— start —

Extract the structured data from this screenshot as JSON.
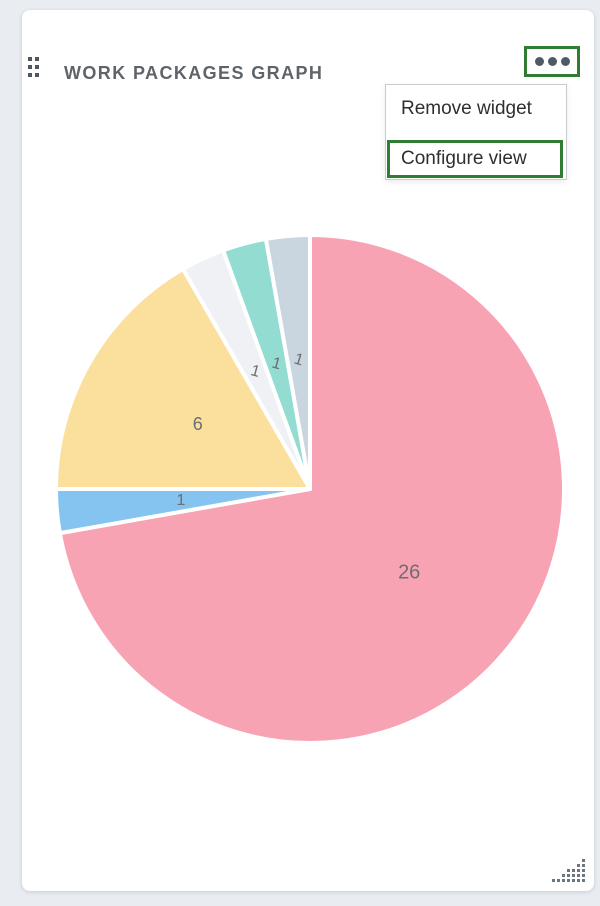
{
  "page": {
    "background_color": "#e9edf1"
  },
  "widget": {
    "title": "WORK PACKAGES GRAPH",
    "title_color": "#5e6469"
  },
  "icons": {
    "drag_handle": "drag-grip-icon",
    "menu_button": "ellipsis-icon",
    "resize_handle": "resize-grip-icon"
  },
  "menu": {
    "items": [
      {
        "label": "Remove widget"
      },
      {
        "label": "Configure view"
      }
    ]
  },
  "annotation": {
    "highlight_color": "#2e7d32",
    "highlighted_elements": [
      "menu-button",
      "menu-item-configure-view"
    ]
  },
  "chart_data": {
    "type": "pie",
    "title": "WORK PACKAGES GRAPH",
    "total": 36,
    "start_angle_deg": 0,
    "direction": "clockwise",
    "legend": "none",
    "slices": [
      {
        "label": "26",
        "value": 26,
        "color": "#f8a3b4"
      },
      {
        "label": "1",
        "value": 1,
        "color": "#85c4f1"
      },
      {
        "label": "6",
        "value": 6,
        "color": "#fbdf9d"
      },
      {
        "label": "1",
        "value": 1,
        "color": "#eff1f4"
      },
      {
        "label": "1",
        "value": 1,
        "color": "#92dcd2"
      },
      {
        "label": "1",
        "value": 1,
        "color": "#c9d6df"
      }
    ],
    "label_color": "#6d6d72",
    "label_radius_fraction": 0.51,
    "label_rotations_deg": [
      0,
      0,
      0,
      15,
      15,
      17
    ],
    "slice_gap_stroke": {
      "color": "#ffffff",
      "width": 4
    }
  }
}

— end —

## DIRECTIONS FOR THIS TASK
Return the listing above word for word, with the pictures removed.

## REPLY
Extract the structured data from this screenshot as JSON.
{
  "page": {
    "background_color": "#e9edf1"
  },
  "widget": {
    "title": "WORK PACKAGES GRAPH",
    "title_color": "#5e6469"
  },
  "icons": {
    "drag_handle": "drag-grip-icon",
    "menu_button": "ellipsis-icon",
    "resize_handle": "resize-grip-icon"
  },
  "menu": {
    "items": [
      {
        "label": "Remove widget"
      },
      {
        "label": "Configure view"
      }
    ]
  },
  "annotation": {
    "highlight_color": "#2e7d32",
    "highlighted_elements": [
      "menu-button",
      "menu-item-configure-view"
    ]
  },
  "chart_data": {
    "type": "pie",
    "title": "WORK PACKAGES GRAPH",
    "total": 36,
    "start_angle_deg": 0,
    "direction": "clockwise",
    "legend": "none",
    "slices": [
      {
        "label": "26",
        "value": 26,
        "color": "#f8a3b4"
      },
      {
        "label": "1",
        "value": 1,
        "color": "#85c4f1"
      },
      {
        "label": "6",
        "value": 6,
        "color": "#fbdf9d"
      },
      {
        "label": "1",
        "value": 1,
        "color": "#eff1f4"
      },
      {
        "label": "1",
        "value": 1,
        "color": "#92dcd2"
      },
      {
        "label": "1",
        "value": 1,
        "color": "#c9d6df"
      }
    ],
    "label_color": "#6d6d72",
    "label_radius_fraction": 0.51,
    "label_rotations_deg": [
      0,
      0,
      0,
      15,
      15,
      17
    ],
    "slice_gap_stroke": {
      "color": "#ffffff",
      "width": 4
    }
  }
}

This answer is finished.